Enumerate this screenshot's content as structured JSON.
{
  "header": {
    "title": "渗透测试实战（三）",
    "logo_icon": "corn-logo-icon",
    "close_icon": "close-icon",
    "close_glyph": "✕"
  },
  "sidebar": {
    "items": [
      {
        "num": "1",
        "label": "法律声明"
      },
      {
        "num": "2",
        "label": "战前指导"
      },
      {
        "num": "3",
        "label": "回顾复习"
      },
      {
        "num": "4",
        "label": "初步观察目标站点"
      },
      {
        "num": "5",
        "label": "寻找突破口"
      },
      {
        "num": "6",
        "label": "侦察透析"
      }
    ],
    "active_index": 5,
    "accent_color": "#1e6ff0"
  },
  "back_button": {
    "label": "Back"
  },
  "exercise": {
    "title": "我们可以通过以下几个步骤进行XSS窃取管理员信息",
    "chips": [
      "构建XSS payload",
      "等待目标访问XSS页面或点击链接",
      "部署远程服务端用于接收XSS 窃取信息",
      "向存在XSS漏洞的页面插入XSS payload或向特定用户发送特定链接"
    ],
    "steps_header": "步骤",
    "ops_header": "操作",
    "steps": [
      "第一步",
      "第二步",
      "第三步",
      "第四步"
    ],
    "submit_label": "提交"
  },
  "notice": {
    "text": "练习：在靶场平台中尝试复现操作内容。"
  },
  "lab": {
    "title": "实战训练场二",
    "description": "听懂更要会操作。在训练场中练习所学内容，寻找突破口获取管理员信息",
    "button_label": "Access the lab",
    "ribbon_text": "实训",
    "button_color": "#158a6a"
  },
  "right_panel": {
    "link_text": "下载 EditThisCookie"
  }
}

**STATED EXERCISE**: Make an exact copy of the listing, including every line.

**IN RESPONSE**:
Enumerate this screenshot's content as structured JSON.
{
  "header": {
    "title": "渗透测试实战（三）",
    "logo_icon": "corn-logo-icon",
    "close_icon": "close-icon",
    "close_glyph": "✕"
  },
  "sidebar": {
    "items": [
      {
        "num": "1",
        "label": "法律声明"
      },
      {
        "num": "2",
        "label": "战前指导"
      },
      {
        "num": "3",
        "label": "回顾复习"
      },
      {
        "num": "4",
        "label": "初步观察目标站点"
      },
      {
        "num": "5",
        "label": "寻找突破口"
      },
      {
        "num": "6",
        "label": "侦察透析"
      }
    ],
    "active_index": 5,
    "accent_color": "#1e6ff0"
  },
  "back_button": {
    "label": "Back"
  },
  "exercise": {
    "title": "我们可以通过以下几个步骤进行XSS窃取管理员信息",
    "chips": [
      "构建XSS payload",
      "等待目标访问XSS页面或点击链接",
      "部署远程服务端用于接收XSS 窃取信息",
      "向存在XSS漏洞的页面插入XSS payload或向特定用户发送特定链接"
    ],
    "steps_header": "步骤",
    "ops_header": "操作",
    "steps": [
      "第一步",
      "第二步",
      "第三步",
      "第四步"
    ],
    "submit_label": "提交"
  },
  "notice": {
    "text": "练习：在靶场平台中尝试复现操作内容。"
  },
  "lab": {
    "title": "实战训练场二",
    "description": "听懂更要会操作。在训练场中练习所学内容，寻找突破口获取管理员信息",
    "button_label": "Access the lab",
    "ribbon_text": "实训",
    "button_color": "#158a6a"
  },
  "right_panel": {
    "link_text": "下载 EditThisCookie"
  }
}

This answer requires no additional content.